* Written task *
Extract every line that includes the string "三级教育".

>> BEGIN Recorded information

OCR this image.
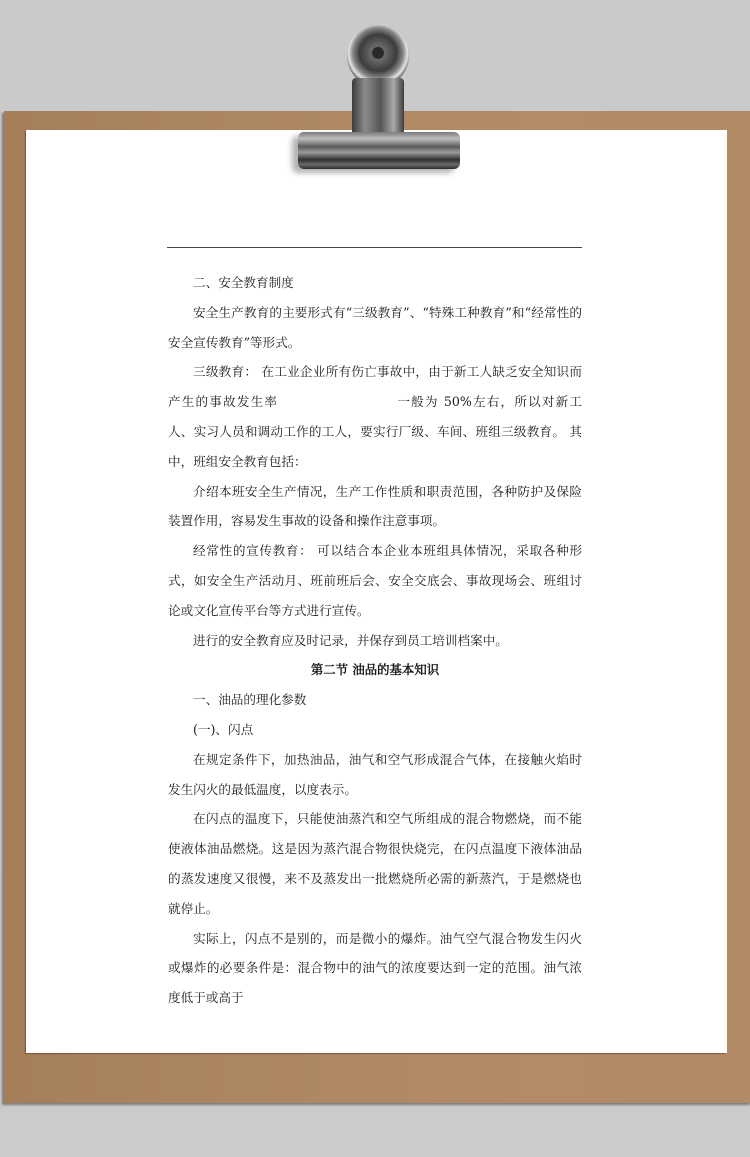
二、安全教育制度

安全生产教育的主要形式有“三级教育”、“特殊工种教育”和“经常性的安全宣传教育”等形式。

三级教育： 在工业企业所有伤亡事故中，由于新工人缺乏安全知识而产生的事故发生率	一般为 50%左右，所以对新工人、实习人员和调动工作的工人，要实行厂级、车间、班组三级教育。 其中，班组安全教育包括：

介绍本班安全生产情况，生产工作性质和职责范围，各种防护及保险装置作用，容易发生事故的设备和操作注意事项。

经常性的宣传教育： 可以结合本企业本班组具体情况，采取各种形式，如安全生产活动月、班前班后会、安全交底会、事故现场会、班组讨论或文化宣传平台等方式进行宣传。

进行的安全教育应及时记录，并保存到员工培训档案中。

第二节 油品的基本知识

一、油品的理化参数

(一)、闪点

在规定条件下，加热油品，油气和空气形成混合气体，在接触火焰时发生闪火的最低温度，以度表示。

在闪点的温度下，只能使油蒸汽和空气所组成的混合物燃烧，而不能使液体油品燃烧。这是因为蒸汽混合物很快烧完，在闪点温度下液体油品的蒸发速度又很慢，来不及蒸发出一批燃烧所必需的新蒸汽，于是燃烧也就停止。

实际上，闪点不是别的，而是微小的爆炸。油气空气混合物发生闪火或爆炸的必要条件是：混合物中的油气的浓度要达到一定的范围。油气浓度低于或高于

>> END Recorded information

* Correct answer *
安全生产教育的主要形式有“三级教育”、“特殊工种教育”和“经常性的安全宣传教育”等形式。
三级教育： 在工业企业所有伤亡事故中，由于新工人缺乏安全知识而产生的事故发生率	一般为 50%左右，所以对新工人、实习人员和调动工作的工人，要实行厂级、车间、班组三级教育。 其中，班组安全教育包括：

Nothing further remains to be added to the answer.